Data entries
-- start --
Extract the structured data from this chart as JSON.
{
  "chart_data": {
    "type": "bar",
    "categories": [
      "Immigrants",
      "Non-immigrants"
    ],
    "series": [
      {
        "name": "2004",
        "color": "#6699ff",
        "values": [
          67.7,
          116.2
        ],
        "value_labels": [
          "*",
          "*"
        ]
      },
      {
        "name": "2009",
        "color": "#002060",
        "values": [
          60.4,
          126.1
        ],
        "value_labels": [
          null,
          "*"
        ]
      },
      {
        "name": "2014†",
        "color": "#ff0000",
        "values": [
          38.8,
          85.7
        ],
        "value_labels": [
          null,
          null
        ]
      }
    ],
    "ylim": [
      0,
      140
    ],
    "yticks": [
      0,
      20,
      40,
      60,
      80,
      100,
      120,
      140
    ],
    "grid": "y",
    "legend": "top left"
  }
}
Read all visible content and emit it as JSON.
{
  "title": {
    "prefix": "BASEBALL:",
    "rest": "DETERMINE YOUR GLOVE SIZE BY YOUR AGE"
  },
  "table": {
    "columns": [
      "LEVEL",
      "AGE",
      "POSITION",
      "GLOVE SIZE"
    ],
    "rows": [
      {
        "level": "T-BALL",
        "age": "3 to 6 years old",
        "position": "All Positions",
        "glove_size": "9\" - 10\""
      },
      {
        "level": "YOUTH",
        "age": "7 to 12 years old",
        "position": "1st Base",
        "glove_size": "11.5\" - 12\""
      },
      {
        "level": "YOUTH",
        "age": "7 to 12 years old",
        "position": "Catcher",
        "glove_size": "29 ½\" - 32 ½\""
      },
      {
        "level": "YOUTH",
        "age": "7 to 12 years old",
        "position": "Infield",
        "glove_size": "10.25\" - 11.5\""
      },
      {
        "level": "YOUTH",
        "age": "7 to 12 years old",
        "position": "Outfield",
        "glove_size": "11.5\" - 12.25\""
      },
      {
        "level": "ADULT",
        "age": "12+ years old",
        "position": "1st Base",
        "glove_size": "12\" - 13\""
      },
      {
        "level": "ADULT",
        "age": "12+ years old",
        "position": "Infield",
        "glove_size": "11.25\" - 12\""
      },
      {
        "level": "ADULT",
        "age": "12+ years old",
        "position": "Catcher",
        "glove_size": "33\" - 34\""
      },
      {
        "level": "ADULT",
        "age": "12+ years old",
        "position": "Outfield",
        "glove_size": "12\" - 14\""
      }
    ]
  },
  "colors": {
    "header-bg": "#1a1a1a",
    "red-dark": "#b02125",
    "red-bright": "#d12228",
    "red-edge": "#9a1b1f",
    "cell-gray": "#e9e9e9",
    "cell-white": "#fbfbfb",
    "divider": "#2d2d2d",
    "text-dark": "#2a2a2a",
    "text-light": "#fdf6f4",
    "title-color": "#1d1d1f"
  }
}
-- end --
§ The problem:
Transcribe all the entries, keeping each one exactly as it is.

§ Written reply:
Extract the structured data from this chart as JSON.
{
  "chart_data": {
    "type": "bar",
    "categories": [
      "Immigrants",
      "Non-immigrants"
    ],
    "series": [
      {
        "name": "2004",
        "color": "#6699ff",
        "values": [
          67.7,
          116.2
        ],
        "value_labels": [
          "*",
          "*"
        ]
      },
      {
        "name": "2009",
        "color": "#002060",
        "values": [
          60.4,
          126.1
        ],
        "value_labels": [
          null,
          "*"
        ]
      },
      {
        "name": "2014†",
        "color": "#ff0000",
        "values": [
          38.8,
          85.7
        ],
        "value_labels": [
          null,
          null
        ]
      }
    ],
    "ylim": [
      0,
      140
    ],
    "yticks": [
      0,
      20,
      40,
      60,
      80,
      100,
      120,
      140
    ],
    "grid": "y",
    "legend": "top left"
  }
}
Read all visible content and emit it as JSON.
{
  "title": {
    "prefix": "BASEBALL:",
    "rest": "DETERMINE YOUR GLOVE SIZE BY YOUR AGE"
  },
  "table": {
    "columns": [
      "LEVEL",
      "AGE",
      "POSITION",
      "GLOVE SIZE"
    ],
    "rows": [
      {
        "level": "T-BALL",
        "age": "3 to 6 years old",
        "position": "All Positions",
        "glove_size": "9\" - 10\""
      },
      {
        "level": "YOUTH",
        "age": "7 to 12 years old",
        "position": "1st Base",
        "glove_size": "11.5\" - 12\""
      },
      {
        "level": "YOUTH",
        "age": "7 to 12 years old",
        "position": "Catcher",
        "glove_size": "29 ½\" - 32 ½\""
      },
      {
        "level": "YOUTH",
        "age": "7 to 12 years old",
        "position": "Infield",
        "glove_size": "10.25\" - 11.5\""
      },
      {
        "level": "YOUTH",
        "age": "7 to 12 years old",
        "position": "Outfield",
        "glove_size": "11.5\" - 12.25\""
      },
      {
        "level": "ADULT",
        "age": "12+ years old",
        "position": "1st Base",
        "glove_size": "12\" - 13\""
      },
      {
        "level": "ADULT",
        "age": "12+ years old",
        "position": "Infield",
        "glove_size": "11.25\" - 12\""
      },
      {
        "level": "ADULT",
        "age": "12+ years old",
        "position": "Catcher",
        "glove_size": "33\" - 34\""
      },
      {
        "level": "ADULT",
        "age": "12+ years old",
        "position": "Outfield",
        "glove_size": "12\" - 14\""
      }
    ]
  },
  "colors": {
    "header-bg": "#1a1a1a",
    "red-dark": "#b02125",
    "red-bright": "#d12228",
    "red-edge": "#9a1b1f",
    "cell-gray": "#e9e9e9",
    "cell-white": "#fbfbfb",
    "divider": "#2d2d2d",
    "text-dark": "#2a2a2a",
    "text-light": "#fdf6f4",
    "title-color": "#1d1d1f"
  }
}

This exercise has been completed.